__TASK DESCRIPTION__. Your task is to repeat the entries underneath exactly, minus the pictures.

__SUPPLIED ENTRIES__.
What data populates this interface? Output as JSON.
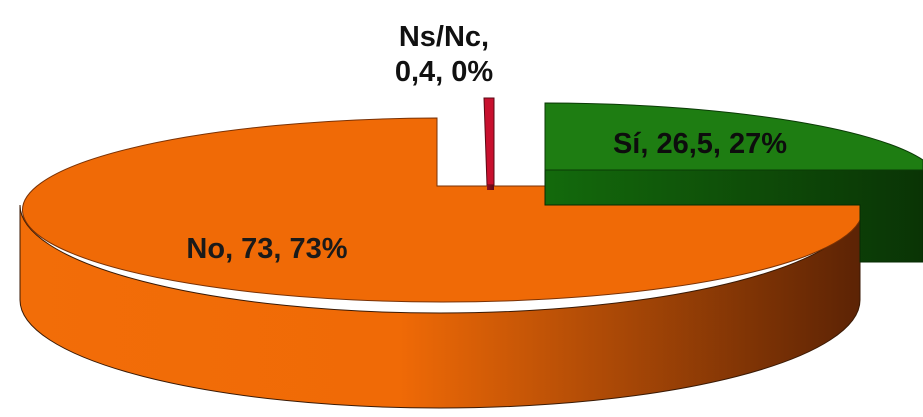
{
  "chart_data": {
    "type": "pie",
    "style": "3d-exploded",
    "slices": [
      {
        "label": "Sí",
        "value": 26.5,
        "percent": "27%",
        "display": "Sí, 26,5, 27%",
        "color": "#1e7d12",
        "side_color_dark": "#0a3405",
        "side_color_light": "#136a0c"
      },
      {
        "label": "Ns/Nc",
        "value": 0.4,
        "percent": "0%",
        "display_lines": [
          "Ns/Nc,",
          "0,4, 0%"
        ],
        "color": "#c8102e",
        "side_color_dark": "#5a0814",
        "side_color_light": "#8b1020"
      },
      {
        "label": "No",
        "value": 73,
        "percent": "73%",
        "display": "No, 73, 73%",
        "color": "#f06a06",
        "side_color_dark": "#5c2305",
        "side_color_light": "#f26d08"
      }
    ]
  }
}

__THE SOLUTION__.
What data populates this interface? Output as JSON.
{
  "chart_data": {
    "type": "pie",
    "style": "3d-exploded",
    "slices": [
      {
        "label": "Sí",
        "value": 26.5,
        "percent": "27%",
        "display": "Sí, 26,5, 27%",
        "color": "#1e7d12",
        "side_color_dark": "#0a3405",
        "side_color_light": "#136a0c"
      },
      {
        "label": "Ns/Nc",
        "value": 0.4,
        "percent": "0%",
        "display_lines": [
          "Ns/Nc,",
          "0,4, 0%"
        ],
        "color": "#c8102e",
        "side_color_dark": "#5a0814",
        "side_color_light": "#8b1020"
      },
      {
        "label": "No",
        "value": 73,
        "percent": "73%",
        "display": "No, 73, 73%",
        "color": "#f06a06",
        "side_color_dark": "#5c2305",
        "side_color_light": "#f26d08"
      }
    ]
  }
}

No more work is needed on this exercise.